TASK TO COMPLETE —
Give only the number of lines in these records that contain the word "average".

Items from a data source:
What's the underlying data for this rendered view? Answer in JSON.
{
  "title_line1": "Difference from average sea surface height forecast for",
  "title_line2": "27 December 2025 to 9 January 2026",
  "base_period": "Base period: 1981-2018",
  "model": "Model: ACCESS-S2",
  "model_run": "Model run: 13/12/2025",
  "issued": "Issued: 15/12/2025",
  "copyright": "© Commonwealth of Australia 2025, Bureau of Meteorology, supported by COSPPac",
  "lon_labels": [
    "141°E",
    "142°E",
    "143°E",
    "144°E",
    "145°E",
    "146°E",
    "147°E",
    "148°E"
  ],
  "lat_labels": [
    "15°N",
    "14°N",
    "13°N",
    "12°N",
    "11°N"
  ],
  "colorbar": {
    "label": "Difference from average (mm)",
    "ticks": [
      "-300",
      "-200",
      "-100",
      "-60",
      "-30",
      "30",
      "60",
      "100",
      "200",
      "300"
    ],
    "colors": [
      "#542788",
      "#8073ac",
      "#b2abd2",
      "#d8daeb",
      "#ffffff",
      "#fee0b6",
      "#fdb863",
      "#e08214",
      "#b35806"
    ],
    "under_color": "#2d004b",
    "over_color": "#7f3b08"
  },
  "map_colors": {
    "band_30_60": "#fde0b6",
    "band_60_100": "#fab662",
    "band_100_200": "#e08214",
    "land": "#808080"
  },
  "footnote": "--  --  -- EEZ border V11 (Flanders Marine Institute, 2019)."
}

...

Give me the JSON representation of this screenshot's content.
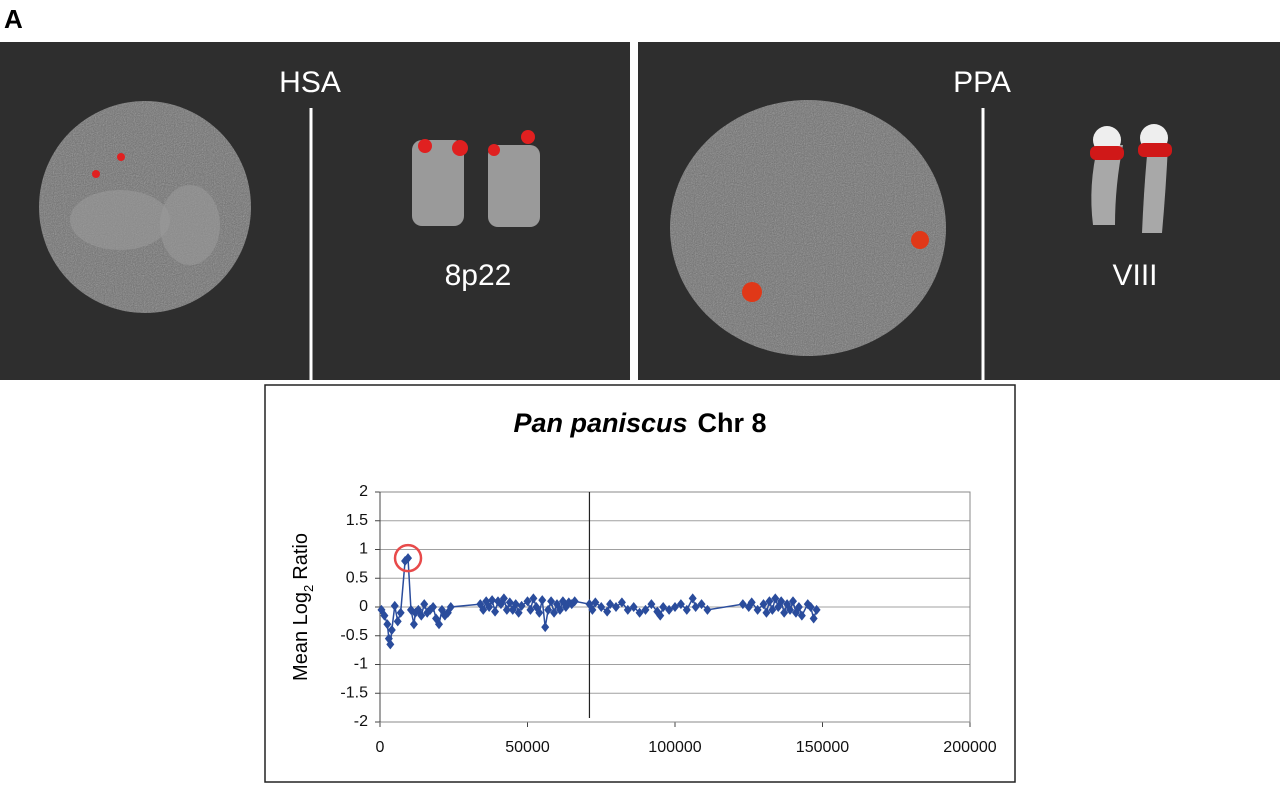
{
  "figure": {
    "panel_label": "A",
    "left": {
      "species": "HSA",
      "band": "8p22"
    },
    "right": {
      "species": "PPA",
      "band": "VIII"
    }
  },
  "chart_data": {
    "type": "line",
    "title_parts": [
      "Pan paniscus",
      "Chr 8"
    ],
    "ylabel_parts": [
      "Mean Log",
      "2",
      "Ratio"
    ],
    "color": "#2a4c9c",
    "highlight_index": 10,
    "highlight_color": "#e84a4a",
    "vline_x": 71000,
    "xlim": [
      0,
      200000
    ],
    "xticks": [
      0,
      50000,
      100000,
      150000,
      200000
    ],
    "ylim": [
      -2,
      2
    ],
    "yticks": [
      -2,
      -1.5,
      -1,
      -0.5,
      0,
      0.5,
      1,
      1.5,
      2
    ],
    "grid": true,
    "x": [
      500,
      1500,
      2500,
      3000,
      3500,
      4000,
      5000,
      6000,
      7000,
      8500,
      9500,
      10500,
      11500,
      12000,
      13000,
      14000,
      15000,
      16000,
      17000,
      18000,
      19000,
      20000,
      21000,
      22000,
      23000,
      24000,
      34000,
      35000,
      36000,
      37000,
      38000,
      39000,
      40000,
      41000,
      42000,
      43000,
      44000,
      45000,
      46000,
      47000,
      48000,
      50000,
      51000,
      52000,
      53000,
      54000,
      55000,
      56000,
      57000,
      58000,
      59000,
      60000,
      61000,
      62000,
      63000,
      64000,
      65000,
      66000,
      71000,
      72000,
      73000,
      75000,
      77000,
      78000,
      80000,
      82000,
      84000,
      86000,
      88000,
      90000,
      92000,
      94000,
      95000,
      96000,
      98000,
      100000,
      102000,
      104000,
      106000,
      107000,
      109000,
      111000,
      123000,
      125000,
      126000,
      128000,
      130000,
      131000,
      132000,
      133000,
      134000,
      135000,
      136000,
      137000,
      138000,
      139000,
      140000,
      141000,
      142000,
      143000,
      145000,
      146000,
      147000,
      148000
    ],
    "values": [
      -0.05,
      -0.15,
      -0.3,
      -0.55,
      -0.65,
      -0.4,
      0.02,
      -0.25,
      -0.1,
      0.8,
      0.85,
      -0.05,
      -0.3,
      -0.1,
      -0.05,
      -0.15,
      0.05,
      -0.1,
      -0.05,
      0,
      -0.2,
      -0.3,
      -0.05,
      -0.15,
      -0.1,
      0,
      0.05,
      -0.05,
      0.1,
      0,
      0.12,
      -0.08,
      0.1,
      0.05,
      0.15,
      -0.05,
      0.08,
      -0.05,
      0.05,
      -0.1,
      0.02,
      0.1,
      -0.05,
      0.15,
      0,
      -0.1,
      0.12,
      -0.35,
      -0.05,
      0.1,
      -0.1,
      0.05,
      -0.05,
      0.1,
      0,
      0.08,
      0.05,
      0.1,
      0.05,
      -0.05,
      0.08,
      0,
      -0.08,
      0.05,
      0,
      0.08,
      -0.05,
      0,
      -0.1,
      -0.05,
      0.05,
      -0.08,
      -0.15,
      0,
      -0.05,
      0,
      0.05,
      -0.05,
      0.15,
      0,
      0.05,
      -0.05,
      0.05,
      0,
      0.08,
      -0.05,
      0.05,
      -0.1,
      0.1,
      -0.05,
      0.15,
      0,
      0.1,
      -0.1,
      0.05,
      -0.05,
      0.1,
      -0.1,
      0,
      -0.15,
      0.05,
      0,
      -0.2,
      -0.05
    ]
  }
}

CORRECT RESULT —
2